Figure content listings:

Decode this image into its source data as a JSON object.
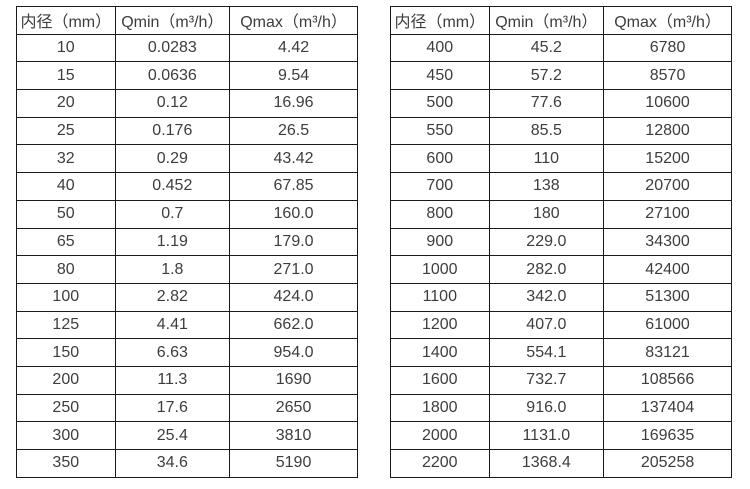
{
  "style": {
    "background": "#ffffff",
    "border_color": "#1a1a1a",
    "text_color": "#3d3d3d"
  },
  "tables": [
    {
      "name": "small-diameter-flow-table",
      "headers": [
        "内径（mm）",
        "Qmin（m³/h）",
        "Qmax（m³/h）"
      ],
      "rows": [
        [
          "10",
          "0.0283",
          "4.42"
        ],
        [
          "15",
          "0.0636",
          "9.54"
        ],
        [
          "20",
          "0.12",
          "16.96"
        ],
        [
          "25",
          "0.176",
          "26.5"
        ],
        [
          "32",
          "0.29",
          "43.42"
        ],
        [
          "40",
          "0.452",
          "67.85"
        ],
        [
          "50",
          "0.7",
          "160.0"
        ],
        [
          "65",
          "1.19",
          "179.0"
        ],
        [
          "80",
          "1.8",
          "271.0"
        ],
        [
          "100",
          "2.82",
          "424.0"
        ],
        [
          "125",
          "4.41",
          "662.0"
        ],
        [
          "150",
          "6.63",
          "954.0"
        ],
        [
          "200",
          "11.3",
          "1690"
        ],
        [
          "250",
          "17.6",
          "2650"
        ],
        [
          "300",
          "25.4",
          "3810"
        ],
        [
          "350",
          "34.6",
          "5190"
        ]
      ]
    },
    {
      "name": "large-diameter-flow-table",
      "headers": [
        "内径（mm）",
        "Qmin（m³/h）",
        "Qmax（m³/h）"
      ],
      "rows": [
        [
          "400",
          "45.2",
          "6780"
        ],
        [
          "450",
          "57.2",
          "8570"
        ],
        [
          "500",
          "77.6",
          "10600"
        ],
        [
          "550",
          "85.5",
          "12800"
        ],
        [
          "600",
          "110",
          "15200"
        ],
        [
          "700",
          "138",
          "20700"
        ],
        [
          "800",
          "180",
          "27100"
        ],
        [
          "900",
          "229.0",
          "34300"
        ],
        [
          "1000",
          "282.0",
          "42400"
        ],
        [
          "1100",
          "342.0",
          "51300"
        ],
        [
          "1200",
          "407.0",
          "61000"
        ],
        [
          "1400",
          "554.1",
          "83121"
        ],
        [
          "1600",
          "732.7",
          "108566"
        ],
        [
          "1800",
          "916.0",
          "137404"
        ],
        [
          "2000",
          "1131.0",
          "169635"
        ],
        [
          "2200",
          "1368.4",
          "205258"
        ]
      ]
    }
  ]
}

WORK TO DO
Among the lines of the data above, count those holding "name" and state only the number.

THE RESPONSE
2